• [Short task]: Tell how many lines carry the word "odvětvích"; the reply is the number and nothing else.
begin Data listing
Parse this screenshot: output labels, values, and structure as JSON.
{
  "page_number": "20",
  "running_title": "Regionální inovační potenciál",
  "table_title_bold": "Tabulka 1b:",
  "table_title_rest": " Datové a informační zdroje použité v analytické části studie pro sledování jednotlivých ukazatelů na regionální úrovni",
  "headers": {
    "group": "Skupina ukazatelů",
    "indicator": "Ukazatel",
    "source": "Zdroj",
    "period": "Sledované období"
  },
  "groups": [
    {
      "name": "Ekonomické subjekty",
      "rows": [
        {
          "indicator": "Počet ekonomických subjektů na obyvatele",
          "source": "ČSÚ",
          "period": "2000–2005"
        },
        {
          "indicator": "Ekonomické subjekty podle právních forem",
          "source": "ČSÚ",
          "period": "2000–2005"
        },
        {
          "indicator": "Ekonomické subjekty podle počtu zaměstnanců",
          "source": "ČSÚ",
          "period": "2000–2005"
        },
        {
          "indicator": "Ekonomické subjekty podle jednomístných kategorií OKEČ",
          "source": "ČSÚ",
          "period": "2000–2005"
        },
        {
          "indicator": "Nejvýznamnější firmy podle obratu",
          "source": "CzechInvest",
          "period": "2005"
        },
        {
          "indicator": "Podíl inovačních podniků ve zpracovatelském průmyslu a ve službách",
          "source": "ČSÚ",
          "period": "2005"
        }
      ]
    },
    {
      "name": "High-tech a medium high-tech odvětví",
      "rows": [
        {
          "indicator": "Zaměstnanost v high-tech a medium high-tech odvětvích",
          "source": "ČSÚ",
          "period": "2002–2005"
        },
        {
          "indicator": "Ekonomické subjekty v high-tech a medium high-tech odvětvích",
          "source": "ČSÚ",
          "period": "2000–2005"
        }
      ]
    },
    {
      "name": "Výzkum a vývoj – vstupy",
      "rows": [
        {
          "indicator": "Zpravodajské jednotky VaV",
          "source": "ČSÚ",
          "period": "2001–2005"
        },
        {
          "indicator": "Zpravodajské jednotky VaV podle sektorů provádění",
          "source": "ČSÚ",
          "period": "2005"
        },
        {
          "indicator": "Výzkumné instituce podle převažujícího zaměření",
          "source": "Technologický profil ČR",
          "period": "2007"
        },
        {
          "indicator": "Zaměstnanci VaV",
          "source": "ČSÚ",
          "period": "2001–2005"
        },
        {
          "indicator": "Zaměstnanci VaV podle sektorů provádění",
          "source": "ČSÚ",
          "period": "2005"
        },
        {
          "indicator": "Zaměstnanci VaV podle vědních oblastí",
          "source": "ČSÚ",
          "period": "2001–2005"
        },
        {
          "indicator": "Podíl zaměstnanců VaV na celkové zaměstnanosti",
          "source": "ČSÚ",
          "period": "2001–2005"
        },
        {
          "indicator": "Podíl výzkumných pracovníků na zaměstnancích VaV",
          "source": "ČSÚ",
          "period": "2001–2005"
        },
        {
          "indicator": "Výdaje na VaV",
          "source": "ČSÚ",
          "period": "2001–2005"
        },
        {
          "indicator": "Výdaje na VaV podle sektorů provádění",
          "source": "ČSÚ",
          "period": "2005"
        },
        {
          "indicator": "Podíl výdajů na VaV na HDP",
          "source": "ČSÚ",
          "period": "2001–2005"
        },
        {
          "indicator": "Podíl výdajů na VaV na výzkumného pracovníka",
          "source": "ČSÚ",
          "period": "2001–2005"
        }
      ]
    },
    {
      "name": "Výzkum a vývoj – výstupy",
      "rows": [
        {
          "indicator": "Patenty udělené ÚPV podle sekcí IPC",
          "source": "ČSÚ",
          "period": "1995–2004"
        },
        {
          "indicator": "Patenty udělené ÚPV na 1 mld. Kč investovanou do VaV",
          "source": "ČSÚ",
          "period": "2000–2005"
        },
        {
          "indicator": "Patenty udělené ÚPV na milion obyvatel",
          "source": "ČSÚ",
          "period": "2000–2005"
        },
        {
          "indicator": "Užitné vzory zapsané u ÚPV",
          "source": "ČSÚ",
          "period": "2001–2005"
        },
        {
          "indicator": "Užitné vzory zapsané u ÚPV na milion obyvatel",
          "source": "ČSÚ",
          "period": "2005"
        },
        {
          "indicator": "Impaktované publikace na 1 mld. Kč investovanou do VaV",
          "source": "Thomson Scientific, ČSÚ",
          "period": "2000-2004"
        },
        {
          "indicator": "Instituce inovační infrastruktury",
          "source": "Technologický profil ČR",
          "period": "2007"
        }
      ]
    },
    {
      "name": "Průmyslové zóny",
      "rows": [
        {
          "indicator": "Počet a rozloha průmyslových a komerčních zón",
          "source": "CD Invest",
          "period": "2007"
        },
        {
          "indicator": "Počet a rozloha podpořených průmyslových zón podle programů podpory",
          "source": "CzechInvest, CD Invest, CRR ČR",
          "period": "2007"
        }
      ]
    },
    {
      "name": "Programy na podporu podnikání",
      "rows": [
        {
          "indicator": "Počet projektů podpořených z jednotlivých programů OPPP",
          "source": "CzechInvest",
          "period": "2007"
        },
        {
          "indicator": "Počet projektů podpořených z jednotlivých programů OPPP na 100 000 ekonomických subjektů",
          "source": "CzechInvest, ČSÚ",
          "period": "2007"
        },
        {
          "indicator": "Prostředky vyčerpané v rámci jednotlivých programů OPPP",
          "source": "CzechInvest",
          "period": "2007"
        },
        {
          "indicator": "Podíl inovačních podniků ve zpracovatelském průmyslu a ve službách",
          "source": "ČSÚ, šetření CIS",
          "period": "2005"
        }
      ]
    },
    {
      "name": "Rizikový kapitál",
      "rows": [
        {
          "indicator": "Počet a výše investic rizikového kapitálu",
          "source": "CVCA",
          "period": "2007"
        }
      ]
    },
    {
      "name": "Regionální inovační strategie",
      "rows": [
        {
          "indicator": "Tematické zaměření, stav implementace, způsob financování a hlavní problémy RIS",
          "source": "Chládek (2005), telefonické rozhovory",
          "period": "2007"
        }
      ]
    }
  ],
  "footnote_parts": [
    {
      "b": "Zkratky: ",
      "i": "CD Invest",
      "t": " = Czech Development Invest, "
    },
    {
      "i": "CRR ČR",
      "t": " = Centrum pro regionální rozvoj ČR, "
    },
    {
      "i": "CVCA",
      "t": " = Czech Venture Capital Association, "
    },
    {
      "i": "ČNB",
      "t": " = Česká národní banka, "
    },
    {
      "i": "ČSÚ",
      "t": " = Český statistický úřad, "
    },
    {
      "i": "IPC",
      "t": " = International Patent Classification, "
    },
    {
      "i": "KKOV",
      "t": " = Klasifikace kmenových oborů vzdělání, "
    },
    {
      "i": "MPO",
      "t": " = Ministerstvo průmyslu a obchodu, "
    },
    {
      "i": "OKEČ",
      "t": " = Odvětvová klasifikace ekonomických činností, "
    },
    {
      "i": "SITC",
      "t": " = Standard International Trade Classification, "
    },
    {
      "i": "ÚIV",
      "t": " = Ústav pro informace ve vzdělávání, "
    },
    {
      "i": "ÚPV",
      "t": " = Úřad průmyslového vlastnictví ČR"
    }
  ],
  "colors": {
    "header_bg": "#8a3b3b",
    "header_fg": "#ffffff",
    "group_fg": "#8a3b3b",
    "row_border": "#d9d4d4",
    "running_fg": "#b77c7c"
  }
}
end Data listing
• [Exercise result]: 2